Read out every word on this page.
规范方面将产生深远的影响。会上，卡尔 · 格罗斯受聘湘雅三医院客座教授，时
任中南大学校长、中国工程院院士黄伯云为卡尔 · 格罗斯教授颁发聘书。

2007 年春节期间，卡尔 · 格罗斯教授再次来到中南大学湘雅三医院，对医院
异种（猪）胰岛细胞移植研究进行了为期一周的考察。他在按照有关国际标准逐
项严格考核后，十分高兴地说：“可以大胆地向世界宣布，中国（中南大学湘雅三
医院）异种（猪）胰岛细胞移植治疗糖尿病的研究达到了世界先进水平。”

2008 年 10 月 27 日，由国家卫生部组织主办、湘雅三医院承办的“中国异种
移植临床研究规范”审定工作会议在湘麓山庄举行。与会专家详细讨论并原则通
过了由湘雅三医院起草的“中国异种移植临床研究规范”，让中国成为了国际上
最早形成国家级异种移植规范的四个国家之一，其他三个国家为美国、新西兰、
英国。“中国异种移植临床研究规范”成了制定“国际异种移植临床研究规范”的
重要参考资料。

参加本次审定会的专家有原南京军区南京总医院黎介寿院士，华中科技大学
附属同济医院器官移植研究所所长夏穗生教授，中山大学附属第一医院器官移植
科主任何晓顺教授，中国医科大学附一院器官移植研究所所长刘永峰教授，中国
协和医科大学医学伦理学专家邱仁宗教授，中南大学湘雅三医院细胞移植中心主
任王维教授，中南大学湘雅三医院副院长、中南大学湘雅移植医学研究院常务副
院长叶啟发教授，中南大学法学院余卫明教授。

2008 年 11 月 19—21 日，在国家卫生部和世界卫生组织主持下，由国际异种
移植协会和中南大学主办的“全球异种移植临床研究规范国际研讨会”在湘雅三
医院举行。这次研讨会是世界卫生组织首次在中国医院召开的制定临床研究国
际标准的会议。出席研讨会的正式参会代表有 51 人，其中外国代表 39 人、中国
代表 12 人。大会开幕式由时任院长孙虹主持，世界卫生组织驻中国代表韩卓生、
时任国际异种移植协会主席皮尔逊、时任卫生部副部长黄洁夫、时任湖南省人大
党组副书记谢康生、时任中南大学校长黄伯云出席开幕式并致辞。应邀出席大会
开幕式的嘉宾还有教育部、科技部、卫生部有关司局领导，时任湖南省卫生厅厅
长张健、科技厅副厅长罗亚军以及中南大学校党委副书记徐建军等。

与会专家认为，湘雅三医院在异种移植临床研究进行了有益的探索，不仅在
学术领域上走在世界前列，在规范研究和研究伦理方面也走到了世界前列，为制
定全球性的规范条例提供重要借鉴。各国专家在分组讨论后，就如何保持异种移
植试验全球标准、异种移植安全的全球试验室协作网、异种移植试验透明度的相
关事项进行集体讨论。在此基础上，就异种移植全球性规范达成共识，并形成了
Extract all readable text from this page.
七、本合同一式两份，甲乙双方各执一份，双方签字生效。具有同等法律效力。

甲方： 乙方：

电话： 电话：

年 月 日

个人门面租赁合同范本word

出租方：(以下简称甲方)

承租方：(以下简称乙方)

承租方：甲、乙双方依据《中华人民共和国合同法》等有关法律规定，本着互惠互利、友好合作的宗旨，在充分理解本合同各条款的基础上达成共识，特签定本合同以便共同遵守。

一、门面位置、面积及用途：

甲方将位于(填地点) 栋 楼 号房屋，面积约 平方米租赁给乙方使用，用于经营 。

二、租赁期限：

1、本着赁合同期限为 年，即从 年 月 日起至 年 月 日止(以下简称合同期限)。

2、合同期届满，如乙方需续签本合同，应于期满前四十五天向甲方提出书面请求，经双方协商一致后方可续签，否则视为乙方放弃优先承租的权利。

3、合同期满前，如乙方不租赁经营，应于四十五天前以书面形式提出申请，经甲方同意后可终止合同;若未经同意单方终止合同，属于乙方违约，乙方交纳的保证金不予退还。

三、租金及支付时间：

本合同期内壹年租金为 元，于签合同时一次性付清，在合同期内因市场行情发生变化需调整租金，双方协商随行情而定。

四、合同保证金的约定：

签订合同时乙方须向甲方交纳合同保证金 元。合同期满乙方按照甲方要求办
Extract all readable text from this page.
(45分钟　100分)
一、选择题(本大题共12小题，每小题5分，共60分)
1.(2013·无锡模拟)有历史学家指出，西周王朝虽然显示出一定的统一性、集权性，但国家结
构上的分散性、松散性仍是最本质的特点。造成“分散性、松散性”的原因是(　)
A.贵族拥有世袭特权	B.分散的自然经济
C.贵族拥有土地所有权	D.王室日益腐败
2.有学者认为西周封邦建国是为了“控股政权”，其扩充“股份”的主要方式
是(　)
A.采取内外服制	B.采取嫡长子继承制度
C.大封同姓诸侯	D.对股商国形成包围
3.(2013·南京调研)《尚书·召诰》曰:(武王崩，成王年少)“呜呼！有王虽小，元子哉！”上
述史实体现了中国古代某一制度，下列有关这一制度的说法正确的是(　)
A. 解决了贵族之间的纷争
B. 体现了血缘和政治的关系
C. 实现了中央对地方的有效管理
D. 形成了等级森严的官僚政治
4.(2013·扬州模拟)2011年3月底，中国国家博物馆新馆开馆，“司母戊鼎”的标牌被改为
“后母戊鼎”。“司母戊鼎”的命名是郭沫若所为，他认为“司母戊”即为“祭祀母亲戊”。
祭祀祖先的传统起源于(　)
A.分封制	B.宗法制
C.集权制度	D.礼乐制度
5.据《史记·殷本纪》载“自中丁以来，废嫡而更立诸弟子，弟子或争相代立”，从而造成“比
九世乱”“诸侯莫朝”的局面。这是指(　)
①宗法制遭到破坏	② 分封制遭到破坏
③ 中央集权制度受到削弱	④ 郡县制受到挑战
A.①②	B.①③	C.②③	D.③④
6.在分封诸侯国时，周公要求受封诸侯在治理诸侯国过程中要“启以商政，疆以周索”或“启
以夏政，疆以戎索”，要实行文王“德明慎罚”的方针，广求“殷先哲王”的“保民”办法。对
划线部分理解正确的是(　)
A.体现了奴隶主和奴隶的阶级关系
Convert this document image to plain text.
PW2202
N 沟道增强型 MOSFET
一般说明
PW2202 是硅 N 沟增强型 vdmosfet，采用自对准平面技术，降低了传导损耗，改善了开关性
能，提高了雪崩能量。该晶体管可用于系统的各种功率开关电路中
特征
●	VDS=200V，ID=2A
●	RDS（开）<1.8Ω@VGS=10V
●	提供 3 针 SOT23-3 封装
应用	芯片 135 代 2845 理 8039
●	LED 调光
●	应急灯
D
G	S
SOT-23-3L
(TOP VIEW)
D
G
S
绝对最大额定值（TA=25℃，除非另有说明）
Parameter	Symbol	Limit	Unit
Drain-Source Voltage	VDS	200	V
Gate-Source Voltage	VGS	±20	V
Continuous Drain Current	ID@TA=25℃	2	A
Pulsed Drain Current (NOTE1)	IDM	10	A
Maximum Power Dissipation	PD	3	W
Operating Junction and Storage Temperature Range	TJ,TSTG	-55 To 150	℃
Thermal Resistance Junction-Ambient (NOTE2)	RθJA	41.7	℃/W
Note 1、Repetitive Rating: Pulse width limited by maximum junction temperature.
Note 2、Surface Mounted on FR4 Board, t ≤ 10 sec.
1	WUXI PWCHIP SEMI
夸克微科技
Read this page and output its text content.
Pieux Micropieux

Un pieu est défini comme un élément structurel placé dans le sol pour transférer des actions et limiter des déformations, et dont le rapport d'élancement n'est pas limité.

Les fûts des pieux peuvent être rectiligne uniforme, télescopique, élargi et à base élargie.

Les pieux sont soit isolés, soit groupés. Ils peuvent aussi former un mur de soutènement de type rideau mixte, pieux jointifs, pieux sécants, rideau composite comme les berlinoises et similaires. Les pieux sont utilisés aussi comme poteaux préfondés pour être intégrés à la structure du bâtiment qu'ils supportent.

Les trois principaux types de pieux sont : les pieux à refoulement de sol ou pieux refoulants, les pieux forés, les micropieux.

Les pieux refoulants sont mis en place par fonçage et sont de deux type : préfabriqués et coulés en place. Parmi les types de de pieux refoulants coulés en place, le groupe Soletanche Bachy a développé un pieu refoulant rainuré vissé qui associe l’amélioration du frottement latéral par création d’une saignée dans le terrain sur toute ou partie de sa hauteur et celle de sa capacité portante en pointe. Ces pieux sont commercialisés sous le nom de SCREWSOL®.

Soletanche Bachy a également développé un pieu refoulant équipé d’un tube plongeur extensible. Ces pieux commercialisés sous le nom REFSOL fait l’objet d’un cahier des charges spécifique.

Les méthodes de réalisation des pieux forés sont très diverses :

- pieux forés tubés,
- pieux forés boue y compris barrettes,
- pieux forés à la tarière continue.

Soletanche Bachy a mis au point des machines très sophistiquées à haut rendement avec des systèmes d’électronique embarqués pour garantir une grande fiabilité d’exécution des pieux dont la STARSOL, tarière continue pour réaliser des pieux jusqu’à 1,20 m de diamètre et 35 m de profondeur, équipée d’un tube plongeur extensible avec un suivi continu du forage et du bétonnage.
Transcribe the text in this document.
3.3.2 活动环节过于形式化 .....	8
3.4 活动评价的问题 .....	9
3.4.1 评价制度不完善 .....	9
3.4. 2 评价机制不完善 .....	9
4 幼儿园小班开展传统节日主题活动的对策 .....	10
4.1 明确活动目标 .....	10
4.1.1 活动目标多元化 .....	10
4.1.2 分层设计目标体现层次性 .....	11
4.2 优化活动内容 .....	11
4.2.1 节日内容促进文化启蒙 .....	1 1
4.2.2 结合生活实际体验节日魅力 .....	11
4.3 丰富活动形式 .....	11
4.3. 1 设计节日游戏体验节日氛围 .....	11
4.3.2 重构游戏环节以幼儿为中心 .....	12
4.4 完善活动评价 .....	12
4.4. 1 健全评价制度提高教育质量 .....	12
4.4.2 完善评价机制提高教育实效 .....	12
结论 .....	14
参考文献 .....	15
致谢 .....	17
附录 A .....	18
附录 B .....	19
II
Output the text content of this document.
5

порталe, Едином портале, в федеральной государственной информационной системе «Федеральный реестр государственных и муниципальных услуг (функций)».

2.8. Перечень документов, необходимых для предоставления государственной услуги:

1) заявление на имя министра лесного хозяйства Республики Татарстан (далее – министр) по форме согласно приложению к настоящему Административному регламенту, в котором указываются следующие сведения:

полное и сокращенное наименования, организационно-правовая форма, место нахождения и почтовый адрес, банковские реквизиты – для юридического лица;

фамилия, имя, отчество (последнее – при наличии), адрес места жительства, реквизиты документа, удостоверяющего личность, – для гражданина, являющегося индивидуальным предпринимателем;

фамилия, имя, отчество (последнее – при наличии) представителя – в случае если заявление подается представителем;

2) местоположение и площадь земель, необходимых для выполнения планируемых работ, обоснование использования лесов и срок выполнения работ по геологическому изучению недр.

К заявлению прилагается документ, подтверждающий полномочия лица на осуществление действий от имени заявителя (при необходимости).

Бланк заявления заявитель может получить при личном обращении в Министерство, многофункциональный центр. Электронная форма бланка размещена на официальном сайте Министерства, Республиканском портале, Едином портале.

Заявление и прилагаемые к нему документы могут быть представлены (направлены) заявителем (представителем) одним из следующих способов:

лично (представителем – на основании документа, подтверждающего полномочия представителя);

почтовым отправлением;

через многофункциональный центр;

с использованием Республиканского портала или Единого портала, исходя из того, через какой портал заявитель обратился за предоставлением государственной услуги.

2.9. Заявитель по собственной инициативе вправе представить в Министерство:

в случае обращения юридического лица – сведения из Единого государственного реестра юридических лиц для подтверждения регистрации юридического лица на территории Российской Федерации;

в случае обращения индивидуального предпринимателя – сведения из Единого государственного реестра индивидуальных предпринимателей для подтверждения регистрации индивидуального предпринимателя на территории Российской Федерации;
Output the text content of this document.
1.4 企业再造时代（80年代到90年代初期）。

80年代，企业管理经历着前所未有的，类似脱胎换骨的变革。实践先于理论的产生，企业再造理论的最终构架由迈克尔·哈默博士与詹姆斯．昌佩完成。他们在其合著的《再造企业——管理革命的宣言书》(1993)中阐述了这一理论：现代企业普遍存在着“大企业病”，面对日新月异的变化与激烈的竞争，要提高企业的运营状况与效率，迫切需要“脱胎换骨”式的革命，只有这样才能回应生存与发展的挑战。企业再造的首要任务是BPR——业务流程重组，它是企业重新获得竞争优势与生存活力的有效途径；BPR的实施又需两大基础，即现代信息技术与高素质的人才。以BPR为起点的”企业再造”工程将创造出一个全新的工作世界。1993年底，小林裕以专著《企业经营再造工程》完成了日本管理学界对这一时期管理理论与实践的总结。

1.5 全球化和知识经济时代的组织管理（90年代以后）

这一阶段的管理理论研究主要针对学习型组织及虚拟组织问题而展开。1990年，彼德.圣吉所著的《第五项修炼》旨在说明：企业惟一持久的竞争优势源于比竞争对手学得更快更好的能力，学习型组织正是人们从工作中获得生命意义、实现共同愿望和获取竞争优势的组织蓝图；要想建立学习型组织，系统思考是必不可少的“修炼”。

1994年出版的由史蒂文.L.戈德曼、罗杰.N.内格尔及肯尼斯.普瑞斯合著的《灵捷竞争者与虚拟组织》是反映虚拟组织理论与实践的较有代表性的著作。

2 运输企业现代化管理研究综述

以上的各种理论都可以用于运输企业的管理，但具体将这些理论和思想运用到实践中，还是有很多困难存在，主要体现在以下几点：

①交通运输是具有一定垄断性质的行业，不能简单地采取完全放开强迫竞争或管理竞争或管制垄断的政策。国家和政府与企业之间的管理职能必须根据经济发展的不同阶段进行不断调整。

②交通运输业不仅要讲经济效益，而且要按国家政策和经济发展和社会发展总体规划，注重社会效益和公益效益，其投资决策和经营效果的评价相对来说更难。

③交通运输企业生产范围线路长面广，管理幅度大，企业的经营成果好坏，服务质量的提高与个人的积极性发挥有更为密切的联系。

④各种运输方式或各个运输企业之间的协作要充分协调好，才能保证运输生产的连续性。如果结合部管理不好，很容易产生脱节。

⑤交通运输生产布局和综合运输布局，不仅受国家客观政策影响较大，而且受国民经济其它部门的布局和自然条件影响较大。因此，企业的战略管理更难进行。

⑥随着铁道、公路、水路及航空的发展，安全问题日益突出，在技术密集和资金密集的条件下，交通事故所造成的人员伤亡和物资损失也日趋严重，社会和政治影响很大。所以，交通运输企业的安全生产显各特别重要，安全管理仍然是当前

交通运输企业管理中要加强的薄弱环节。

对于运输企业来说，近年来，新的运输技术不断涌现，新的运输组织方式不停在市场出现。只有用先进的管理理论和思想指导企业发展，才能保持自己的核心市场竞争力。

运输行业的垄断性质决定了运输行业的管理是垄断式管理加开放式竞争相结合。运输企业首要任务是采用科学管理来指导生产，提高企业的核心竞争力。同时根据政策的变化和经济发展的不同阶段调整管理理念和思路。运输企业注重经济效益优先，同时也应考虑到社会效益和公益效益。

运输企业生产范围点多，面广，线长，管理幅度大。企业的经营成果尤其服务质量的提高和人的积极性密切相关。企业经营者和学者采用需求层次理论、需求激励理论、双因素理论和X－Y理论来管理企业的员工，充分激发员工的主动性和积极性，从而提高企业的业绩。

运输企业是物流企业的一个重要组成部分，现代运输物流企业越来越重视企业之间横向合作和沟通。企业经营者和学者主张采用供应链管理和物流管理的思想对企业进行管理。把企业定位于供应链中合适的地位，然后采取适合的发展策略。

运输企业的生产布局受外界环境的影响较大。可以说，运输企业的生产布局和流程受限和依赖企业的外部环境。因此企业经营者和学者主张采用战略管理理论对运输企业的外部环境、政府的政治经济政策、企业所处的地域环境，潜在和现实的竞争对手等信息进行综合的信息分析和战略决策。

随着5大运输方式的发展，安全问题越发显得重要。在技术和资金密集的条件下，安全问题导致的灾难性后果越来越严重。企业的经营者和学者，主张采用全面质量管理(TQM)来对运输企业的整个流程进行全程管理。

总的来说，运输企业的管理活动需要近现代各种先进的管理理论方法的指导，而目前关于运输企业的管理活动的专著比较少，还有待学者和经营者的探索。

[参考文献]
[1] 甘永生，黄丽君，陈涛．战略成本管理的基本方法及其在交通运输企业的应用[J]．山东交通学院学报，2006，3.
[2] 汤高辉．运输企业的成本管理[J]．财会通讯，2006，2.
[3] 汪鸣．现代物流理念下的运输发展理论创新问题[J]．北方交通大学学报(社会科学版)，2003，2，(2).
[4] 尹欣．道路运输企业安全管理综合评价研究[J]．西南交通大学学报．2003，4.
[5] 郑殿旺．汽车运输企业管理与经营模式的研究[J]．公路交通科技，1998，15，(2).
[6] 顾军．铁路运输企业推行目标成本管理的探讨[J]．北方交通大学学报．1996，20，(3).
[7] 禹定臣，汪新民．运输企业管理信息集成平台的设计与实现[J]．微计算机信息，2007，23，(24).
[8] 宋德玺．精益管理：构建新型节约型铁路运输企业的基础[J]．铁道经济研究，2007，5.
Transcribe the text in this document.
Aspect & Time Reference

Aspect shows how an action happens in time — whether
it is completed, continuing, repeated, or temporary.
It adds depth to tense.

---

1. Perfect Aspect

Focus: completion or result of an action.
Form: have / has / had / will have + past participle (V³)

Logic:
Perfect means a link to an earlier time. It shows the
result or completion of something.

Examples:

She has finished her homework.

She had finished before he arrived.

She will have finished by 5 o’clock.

Brief: Above are the records. Identify each line that contains the word "sous".

Answer to the exercise:
Les pieux refoulants sont mis en place par fonçage et sont de deux type : préfabriqués et coulés en place. Parmi les types de de pieux refoulants coulés en place, le groupe Soletanche Bachy a développé un pieu refoulant rainuré vissé qui associe l’amélioration du frottement latéral par création d’une saignée dans le terrain sur toute ou partie de sa hauteur et celle de sa capacité portante en pointe. Ces pieux sont commercialisés sous le nom de SCREWSOL®.
Soletanche Bachy a également développé un pieu refoulant équipé d’un tube plongeur extensible. Ces pieux commercialisés sous le nom REFSOL fait l’objet d’un cahier des charges spécifique.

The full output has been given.